• _Your task_
Return a copy of every line in the records that includes the word "date".

[Stored data entries]

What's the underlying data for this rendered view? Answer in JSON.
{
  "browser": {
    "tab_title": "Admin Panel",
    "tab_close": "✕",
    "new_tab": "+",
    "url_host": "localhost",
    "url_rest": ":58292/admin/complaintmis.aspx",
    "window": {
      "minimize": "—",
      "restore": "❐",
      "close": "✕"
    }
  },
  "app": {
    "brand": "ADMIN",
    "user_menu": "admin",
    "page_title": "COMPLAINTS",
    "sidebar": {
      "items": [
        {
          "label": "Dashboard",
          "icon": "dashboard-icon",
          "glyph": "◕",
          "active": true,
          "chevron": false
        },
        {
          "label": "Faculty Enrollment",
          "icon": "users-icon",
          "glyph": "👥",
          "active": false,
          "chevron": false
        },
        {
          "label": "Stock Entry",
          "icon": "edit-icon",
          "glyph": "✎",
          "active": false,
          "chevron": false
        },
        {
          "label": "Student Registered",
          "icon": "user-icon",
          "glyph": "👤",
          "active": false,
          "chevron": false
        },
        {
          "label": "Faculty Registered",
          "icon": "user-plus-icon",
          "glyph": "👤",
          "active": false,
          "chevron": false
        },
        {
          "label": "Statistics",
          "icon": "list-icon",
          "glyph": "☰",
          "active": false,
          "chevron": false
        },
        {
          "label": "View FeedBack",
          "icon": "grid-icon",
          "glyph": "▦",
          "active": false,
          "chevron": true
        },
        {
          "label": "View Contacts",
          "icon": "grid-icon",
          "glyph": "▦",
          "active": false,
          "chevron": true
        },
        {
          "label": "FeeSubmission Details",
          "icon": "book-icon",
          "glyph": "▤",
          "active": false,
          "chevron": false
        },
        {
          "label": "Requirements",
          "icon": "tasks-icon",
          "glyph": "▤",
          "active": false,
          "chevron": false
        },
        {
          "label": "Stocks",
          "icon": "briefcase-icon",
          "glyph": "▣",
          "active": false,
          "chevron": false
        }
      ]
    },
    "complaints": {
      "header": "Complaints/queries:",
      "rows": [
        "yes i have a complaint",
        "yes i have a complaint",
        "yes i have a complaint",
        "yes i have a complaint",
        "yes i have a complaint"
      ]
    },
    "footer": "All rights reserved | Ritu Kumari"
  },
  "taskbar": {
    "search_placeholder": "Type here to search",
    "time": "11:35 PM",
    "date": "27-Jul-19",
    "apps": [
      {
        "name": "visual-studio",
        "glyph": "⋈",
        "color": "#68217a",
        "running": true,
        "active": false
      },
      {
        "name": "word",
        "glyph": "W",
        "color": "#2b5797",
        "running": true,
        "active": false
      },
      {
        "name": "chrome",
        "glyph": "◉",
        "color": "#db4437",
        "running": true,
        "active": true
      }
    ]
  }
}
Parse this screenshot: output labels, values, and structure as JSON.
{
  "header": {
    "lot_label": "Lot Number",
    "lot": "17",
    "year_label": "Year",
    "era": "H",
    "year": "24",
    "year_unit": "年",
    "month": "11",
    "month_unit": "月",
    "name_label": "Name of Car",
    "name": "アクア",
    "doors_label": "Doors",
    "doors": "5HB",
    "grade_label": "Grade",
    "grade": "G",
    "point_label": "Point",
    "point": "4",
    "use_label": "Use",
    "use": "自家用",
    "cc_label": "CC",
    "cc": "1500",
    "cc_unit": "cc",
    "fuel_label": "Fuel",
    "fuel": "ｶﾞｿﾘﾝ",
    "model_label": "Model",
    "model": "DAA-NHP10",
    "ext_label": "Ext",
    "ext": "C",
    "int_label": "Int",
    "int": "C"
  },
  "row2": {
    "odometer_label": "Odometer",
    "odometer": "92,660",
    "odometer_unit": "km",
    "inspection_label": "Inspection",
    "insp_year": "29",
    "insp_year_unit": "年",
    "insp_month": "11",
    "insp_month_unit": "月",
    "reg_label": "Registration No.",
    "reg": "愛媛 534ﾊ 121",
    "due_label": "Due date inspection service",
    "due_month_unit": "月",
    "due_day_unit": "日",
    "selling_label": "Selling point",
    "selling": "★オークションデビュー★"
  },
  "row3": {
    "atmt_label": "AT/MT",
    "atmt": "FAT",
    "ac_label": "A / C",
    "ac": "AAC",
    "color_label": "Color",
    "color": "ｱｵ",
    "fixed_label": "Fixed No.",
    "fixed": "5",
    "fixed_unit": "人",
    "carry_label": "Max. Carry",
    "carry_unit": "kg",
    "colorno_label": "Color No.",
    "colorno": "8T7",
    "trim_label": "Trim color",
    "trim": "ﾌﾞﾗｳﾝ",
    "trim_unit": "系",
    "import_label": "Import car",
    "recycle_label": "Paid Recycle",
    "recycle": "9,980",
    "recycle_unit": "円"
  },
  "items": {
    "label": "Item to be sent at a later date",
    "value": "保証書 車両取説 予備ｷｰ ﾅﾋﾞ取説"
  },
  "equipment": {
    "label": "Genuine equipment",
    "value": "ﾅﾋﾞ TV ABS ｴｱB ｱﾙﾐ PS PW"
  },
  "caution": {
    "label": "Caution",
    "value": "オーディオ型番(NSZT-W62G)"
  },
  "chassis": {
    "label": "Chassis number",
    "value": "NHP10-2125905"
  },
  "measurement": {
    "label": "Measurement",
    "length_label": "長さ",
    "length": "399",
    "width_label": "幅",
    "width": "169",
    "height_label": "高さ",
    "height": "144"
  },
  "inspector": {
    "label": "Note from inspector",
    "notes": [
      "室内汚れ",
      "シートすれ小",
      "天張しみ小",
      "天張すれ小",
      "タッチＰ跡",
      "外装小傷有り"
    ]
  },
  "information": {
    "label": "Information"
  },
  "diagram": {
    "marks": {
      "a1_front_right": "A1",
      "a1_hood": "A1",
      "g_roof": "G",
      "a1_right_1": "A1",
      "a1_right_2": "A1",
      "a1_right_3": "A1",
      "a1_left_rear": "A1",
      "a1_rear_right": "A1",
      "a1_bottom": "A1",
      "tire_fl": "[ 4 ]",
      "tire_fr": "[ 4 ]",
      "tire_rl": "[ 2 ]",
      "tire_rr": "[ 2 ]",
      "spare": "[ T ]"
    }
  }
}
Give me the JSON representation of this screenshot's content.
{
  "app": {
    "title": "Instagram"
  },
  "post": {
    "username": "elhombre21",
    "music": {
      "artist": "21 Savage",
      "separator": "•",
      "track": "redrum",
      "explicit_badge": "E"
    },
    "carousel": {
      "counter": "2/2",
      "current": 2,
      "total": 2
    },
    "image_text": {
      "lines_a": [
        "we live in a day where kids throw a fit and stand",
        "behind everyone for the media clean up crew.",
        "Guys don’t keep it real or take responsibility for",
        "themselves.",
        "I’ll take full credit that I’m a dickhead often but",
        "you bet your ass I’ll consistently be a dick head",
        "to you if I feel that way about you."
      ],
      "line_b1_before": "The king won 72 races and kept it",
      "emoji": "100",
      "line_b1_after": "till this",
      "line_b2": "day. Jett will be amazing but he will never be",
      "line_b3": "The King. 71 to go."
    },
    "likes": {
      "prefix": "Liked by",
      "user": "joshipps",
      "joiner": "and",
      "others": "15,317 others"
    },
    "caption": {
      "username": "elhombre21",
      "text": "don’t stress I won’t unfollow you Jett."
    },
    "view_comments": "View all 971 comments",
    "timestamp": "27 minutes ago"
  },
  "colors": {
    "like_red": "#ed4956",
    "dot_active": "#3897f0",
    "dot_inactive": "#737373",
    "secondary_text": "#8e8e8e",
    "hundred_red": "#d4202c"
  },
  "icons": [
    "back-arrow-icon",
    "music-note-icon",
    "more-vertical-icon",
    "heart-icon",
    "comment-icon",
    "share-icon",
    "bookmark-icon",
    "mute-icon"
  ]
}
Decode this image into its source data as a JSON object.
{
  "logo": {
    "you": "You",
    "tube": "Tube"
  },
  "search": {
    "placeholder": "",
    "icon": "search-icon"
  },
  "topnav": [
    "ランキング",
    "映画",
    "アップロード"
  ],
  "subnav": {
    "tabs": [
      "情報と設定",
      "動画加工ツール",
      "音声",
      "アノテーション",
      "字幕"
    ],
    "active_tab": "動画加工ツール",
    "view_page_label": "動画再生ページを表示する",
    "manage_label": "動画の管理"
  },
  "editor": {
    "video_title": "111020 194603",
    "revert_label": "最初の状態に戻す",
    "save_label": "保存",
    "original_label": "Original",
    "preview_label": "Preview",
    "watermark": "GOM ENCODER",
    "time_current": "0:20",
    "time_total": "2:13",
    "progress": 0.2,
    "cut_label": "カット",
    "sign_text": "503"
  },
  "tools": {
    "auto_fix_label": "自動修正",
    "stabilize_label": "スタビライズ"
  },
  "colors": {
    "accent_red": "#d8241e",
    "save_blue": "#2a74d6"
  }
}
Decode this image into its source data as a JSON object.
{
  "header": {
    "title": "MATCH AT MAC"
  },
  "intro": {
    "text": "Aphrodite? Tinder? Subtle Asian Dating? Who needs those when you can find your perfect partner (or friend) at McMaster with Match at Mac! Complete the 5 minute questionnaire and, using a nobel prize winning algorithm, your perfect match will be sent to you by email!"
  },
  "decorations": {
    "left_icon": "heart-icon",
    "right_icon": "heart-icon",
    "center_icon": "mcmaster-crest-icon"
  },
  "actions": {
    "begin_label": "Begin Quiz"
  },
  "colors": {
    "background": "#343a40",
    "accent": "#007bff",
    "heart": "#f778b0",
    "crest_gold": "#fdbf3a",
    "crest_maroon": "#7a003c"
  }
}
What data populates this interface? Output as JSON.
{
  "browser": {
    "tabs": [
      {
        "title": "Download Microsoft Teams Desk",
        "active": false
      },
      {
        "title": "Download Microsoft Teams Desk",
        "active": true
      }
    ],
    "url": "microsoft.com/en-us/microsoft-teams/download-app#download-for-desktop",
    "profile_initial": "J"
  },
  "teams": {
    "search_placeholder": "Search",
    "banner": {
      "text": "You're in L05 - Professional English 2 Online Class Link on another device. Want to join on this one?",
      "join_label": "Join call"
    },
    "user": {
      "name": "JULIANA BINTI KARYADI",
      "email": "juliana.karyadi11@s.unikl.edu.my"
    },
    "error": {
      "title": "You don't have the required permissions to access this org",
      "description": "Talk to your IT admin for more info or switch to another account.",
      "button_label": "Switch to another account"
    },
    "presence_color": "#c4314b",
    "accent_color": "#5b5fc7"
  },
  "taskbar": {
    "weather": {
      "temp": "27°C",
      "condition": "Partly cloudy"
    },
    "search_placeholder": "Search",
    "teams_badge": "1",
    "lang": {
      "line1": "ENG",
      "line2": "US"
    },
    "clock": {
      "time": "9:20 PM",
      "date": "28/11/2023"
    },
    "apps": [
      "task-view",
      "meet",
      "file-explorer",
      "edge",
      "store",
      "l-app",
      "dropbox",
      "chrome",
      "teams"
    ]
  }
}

• _Answer in full_
    "date": "27-Jul-19",
    "due_label": "Due date inspection service",
    "label": "Item to be sent at a later date",
      "date": "28/11/2023"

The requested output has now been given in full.